Stated exercise - Locate every line in the material below that has the word "Poyopoyo". Copy each of those lines.
+++++
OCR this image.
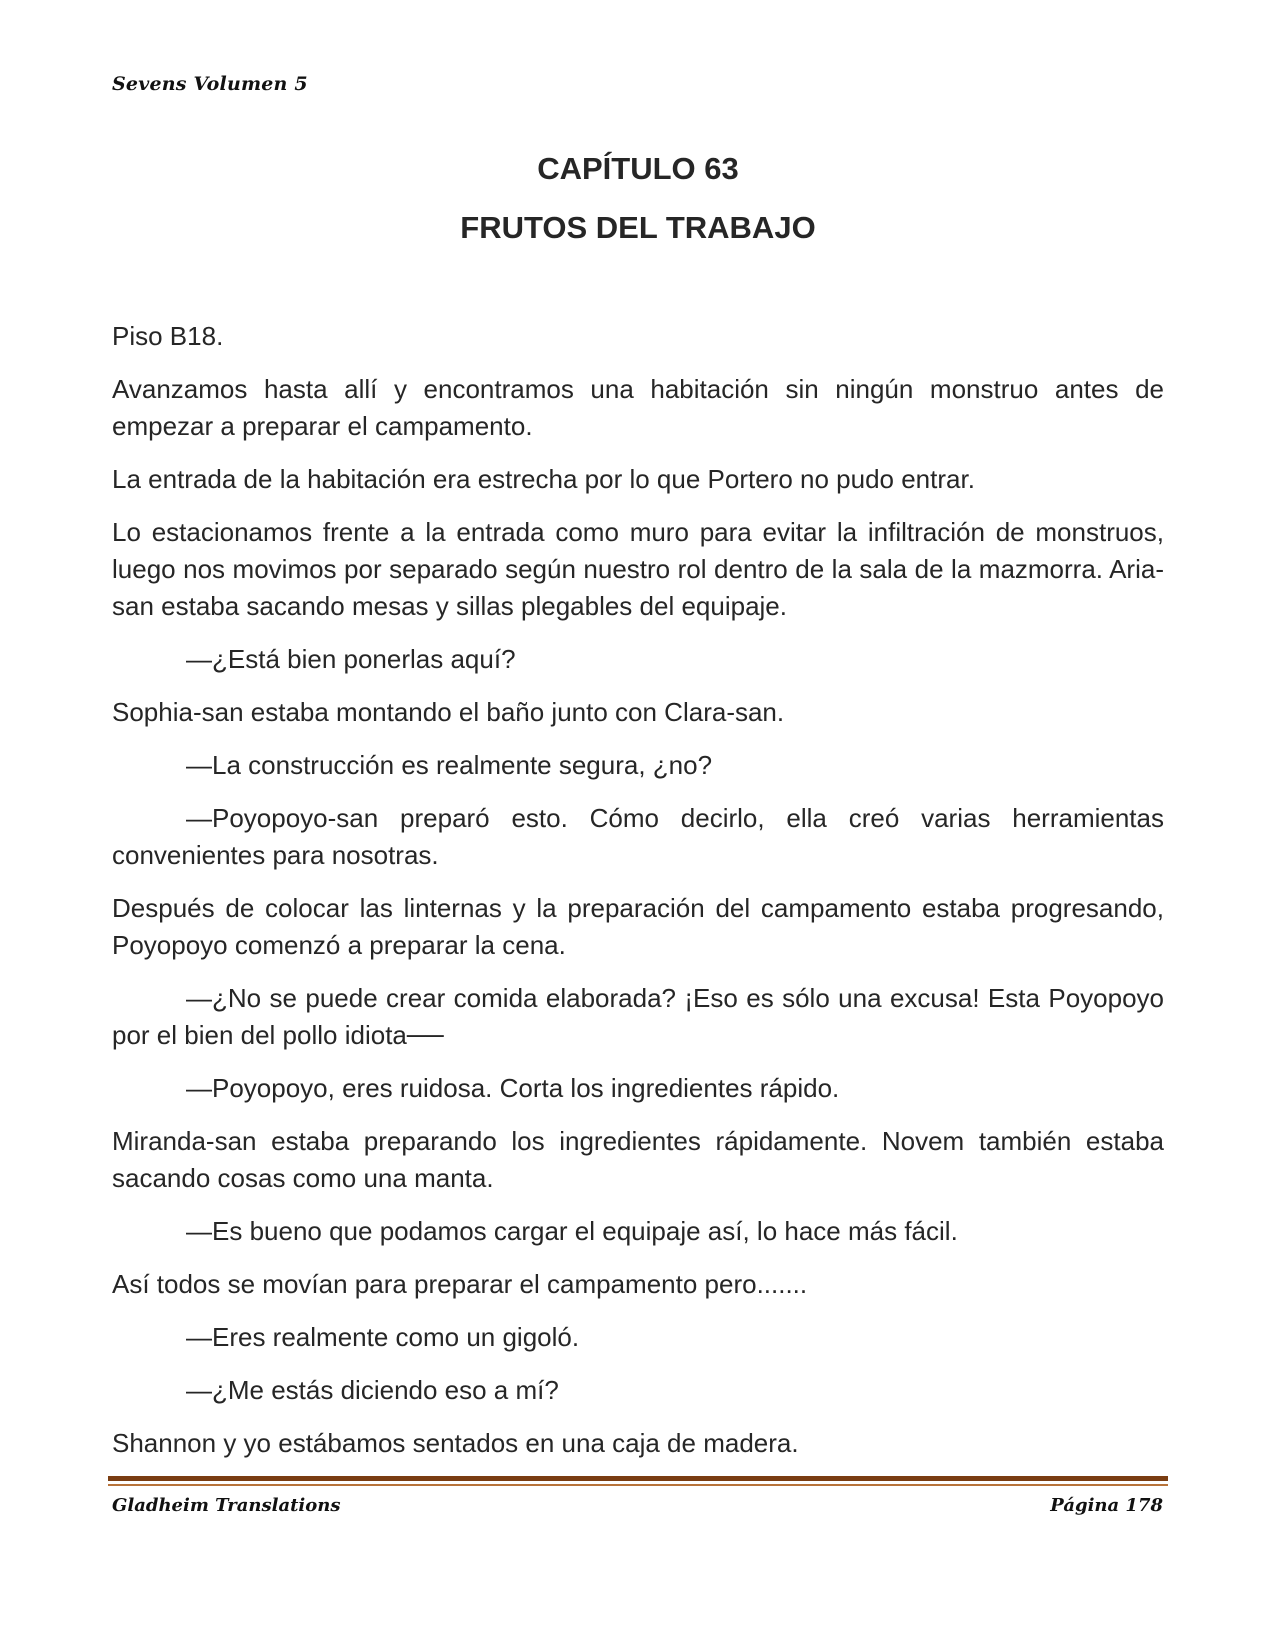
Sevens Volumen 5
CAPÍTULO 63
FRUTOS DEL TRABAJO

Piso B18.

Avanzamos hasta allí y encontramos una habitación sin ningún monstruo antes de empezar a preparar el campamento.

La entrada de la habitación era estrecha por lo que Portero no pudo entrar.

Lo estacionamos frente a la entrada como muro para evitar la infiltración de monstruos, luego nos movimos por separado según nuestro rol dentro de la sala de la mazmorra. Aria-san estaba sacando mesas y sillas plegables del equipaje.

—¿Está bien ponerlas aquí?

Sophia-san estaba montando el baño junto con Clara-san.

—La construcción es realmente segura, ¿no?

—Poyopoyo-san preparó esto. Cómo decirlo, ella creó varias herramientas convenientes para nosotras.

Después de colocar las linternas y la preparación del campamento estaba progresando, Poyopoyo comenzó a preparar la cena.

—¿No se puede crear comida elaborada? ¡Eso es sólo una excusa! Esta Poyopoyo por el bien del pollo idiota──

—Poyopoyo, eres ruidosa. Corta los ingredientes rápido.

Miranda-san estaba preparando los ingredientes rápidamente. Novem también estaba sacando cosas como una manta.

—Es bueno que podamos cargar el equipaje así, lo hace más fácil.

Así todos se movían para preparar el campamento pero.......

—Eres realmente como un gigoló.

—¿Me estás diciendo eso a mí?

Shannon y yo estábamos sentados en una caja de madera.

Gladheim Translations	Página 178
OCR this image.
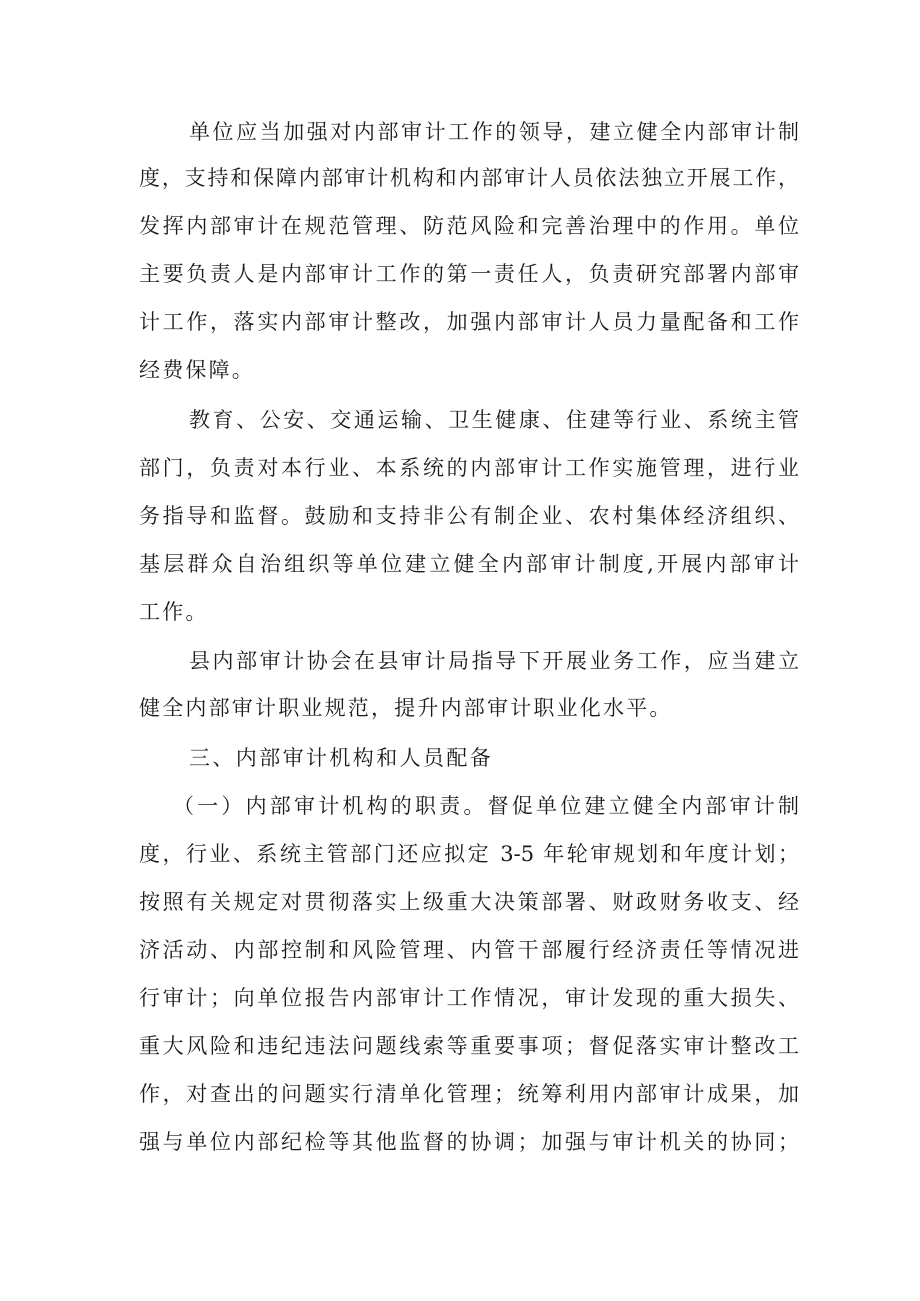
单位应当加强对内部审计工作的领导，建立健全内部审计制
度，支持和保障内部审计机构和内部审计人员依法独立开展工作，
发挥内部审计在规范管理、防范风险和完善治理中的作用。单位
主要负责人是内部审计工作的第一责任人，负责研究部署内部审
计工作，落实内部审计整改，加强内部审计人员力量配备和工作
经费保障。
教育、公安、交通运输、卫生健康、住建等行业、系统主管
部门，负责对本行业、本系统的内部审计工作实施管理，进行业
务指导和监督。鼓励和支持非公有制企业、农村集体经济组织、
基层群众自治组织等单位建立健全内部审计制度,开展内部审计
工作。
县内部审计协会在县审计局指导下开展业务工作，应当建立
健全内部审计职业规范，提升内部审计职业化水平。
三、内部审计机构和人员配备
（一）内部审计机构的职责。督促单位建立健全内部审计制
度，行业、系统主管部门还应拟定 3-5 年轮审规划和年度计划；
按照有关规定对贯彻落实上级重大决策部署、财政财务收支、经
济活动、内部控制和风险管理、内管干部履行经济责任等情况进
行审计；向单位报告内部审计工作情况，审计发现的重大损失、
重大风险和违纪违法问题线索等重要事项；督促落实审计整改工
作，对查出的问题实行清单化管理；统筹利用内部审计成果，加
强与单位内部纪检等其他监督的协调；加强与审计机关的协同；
+++++
Task result -
—Poyopoyo-san preparó esto. Cómo decirlo, ella creó varias herramientas convenientes para nosotras.
Después de colocar las linternas y la preparación del campamento estaba progresando, Poyopoyo comenzó a preparar la cena.
—¿No se puede crear comida elaborada? ¡Eso es sólo una excusa! Esta Poyopoyo por el bien del pollo idiota──
—Poyopoyo, eres ruidosa. Corta los ingredientes rápido.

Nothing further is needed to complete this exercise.